### Record set
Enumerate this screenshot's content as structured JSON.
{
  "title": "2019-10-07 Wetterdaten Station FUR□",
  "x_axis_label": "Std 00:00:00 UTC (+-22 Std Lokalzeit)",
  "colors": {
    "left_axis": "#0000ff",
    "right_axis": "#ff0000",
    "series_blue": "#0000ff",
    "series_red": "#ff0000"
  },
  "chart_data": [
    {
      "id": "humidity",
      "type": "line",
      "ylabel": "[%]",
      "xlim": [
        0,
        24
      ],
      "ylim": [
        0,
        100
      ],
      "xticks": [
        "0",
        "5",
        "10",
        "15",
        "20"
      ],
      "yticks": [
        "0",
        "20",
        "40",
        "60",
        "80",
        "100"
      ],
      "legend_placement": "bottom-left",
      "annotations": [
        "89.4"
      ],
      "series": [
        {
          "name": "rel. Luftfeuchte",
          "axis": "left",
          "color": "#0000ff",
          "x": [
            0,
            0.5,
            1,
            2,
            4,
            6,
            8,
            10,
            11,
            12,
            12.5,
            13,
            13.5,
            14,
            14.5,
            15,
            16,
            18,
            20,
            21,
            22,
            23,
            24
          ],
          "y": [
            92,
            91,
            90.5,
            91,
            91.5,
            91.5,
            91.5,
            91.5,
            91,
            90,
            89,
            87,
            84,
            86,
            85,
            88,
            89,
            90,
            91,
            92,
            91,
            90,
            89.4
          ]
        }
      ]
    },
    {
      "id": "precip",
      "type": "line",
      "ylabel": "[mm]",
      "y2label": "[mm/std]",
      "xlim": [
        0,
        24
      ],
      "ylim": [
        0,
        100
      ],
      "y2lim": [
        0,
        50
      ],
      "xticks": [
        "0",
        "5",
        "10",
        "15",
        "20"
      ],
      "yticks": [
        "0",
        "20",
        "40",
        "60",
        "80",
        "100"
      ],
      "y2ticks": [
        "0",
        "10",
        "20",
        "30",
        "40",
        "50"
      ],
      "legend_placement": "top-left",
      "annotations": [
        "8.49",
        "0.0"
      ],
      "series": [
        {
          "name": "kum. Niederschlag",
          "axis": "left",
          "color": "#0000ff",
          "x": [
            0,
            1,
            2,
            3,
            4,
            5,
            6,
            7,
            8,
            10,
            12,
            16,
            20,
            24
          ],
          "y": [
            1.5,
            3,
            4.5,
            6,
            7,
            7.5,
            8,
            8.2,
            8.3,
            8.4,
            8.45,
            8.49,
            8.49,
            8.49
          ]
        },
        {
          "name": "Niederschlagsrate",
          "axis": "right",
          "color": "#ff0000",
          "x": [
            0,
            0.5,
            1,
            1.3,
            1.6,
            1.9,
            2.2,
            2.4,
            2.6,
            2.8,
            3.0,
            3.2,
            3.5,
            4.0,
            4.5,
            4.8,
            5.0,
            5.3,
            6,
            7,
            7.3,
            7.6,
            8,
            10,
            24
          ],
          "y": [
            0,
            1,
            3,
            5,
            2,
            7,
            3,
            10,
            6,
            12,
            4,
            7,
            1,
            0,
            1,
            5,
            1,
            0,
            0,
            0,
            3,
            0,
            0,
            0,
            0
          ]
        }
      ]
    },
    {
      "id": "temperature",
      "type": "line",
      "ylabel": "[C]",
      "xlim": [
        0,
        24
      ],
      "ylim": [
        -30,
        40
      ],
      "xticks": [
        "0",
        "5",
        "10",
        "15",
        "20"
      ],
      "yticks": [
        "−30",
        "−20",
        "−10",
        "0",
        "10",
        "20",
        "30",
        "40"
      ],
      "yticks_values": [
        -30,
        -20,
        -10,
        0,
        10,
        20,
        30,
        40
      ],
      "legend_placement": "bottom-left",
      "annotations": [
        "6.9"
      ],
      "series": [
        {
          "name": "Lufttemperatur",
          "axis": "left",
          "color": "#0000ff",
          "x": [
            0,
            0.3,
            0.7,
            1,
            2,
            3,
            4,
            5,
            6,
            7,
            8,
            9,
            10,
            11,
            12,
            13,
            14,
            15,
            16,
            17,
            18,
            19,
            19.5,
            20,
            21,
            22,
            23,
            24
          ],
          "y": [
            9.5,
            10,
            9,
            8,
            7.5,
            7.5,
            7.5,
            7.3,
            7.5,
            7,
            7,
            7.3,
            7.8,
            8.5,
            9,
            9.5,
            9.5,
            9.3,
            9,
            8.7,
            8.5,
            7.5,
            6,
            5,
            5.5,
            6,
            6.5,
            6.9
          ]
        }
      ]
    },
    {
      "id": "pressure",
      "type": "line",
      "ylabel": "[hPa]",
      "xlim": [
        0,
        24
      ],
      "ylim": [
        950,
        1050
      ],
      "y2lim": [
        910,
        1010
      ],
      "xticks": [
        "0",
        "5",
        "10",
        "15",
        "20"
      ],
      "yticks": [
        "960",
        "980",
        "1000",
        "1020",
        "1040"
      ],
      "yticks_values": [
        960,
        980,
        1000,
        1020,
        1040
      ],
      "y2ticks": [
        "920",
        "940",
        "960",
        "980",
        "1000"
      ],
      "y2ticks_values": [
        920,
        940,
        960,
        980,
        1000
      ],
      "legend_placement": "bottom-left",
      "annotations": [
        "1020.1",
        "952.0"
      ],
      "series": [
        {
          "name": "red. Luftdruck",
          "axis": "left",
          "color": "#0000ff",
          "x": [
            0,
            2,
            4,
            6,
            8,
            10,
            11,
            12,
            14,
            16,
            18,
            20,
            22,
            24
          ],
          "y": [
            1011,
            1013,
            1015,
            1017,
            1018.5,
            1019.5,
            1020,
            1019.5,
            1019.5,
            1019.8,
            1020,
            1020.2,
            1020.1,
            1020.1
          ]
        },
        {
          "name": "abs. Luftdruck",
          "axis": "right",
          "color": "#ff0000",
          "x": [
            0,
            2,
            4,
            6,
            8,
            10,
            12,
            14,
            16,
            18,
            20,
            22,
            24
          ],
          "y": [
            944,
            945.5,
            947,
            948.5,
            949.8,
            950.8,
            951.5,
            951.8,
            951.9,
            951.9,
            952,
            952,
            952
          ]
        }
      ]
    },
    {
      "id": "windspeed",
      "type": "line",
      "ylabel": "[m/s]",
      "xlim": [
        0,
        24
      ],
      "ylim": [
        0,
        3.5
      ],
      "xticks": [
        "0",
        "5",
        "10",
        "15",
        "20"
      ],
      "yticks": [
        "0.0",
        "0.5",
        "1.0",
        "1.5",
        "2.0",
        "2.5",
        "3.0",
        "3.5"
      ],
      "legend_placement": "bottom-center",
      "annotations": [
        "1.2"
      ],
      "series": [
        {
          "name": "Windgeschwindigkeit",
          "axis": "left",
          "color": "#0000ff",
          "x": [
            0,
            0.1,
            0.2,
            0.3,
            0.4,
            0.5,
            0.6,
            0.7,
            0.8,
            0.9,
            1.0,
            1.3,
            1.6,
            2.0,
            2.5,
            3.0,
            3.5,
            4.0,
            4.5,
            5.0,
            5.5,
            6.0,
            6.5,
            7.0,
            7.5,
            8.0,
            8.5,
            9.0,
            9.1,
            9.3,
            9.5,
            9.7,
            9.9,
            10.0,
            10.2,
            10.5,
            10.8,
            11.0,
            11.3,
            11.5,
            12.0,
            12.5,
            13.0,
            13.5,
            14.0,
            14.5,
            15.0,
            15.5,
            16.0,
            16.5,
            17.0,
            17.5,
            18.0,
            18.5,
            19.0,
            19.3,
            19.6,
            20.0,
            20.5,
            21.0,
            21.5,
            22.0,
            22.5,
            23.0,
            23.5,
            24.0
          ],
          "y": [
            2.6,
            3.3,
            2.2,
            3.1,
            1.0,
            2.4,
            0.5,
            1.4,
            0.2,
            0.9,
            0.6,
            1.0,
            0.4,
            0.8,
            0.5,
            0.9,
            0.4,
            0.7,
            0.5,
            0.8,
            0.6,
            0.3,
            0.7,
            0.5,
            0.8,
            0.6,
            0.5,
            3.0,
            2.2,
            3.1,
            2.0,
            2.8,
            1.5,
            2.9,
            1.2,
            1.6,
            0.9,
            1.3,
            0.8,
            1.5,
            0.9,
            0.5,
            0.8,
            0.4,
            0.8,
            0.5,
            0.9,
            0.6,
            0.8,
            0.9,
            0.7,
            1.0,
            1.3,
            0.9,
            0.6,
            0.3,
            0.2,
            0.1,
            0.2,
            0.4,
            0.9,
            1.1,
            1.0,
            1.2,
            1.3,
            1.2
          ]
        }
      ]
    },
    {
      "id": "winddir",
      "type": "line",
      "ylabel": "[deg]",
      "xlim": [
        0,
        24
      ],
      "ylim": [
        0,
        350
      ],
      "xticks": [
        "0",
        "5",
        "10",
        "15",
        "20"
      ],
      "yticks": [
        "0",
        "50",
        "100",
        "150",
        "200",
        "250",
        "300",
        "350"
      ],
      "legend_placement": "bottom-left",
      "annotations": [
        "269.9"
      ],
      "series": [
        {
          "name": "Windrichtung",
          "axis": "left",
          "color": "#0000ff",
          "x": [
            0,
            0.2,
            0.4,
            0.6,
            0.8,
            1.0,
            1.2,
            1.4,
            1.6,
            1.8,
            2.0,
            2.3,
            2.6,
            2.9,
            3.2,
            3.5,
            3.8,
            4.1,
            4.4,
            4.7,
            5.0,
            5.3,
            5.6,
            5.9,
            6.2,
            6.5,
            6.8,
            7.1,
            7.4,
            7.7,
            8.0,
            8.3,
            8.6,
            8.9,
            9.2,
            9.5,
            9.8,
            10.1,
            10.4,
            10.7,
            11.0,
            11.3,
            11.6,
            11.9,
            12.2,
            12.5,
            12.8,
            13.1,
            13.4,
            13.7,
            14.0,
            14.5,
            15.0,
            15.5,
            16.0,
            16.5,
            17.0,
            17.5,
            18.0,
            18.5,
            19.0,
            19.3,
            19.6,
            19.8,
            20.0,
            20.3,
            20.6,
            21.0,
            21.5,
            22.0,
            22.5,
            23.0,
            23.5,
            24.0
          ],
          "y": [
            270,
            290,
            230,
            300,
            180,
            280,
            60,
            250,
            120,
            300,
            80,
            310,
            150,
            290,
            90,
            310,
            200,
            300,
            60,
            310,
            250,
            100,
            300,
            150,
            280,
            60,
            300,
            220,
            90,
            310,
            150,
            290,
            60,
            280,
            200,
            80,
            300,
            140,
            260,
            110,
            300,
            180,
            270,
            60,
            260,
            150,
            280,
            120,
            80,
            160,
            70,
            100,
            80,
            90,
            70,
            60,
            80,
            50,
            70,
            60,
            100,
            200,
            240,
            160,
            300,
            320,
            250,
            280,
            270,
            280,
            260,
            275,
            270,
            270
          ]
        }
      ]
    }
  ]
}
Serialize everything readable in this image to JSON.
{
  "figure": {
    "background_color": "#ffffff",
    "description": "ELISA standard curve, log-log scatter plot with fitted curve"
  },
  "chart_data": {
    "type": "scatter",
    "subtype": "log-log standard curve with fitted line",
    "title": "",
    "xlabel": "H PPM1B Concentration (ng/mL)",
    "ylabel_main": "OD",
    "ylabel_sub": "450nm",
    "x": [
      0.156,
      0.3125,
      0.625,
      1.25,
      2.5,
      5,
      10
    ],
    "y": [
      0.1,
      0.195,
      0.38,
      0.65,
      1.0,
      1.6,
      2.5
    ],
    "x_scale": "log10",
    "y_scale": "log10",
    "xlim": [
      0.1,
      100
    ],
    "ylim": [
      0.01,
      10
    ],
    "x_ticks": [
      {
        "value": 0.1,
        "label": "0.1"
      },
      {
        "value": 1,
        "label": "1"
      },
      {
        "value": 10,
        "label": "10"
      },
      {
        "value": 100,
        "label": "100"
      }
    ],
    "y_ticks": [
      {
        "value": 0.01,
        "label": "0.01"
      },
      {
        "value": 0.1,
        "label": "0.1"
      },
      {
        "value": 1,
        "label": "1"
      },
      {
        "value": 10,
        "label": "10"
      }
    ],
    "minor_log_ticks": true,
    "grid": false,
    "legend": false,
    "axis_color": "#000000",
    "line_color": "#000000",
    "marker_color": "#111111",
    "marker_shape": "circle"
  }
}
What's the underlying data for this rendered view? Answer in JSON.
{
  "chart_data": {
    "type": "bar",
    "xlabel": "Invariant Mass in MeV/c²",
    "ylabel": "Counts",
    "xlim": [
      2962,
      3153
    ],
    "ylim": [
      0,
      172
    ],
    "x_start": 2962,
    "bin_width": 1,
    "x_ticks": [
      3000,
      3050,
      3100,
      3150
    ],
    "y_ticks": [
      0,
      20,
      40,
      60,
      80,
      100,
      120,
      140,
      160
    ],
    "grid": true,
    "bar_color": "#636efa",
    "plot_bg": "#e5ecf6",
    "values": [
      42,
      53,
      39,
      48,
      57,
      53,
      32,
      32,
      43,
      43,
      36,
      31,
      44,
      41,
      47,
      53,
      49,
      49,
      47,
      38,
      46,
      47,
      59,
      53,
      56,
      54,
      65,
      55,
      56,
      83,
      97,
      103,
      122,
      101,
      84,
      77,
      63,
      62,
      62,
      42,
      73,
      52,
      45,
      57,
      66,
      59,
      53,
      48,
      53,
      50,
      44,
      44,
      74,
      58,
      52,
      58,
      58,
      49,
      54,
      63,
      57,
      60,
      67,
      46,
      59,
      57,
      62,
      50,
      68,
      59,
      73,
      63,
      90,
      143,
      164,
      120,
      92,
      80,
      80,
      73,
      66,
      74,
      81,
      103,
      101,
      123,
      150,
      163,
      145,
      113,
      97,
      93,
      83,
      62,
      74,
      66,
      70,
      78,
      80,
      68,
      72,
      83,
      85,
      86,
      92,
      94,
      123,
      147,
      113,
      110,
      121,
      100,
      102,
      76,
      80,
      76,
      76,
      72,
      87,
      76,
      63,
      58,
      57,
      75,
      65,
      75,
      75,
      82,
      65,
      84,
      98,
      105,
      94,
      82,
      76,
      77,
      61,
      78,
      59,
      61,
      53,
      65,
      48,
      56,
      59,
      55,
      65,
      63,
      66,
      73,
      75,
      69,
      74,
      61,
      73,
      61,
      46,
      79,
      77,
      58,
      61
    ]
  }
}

### Written task
Pull out each line holding the string "JSON".

### Finished answer
Enumerate this screenshot's content as structured JSON.
Serialize everything readable in this image to JSON.
What's the underlying data for this rendered view? Answer in JSON.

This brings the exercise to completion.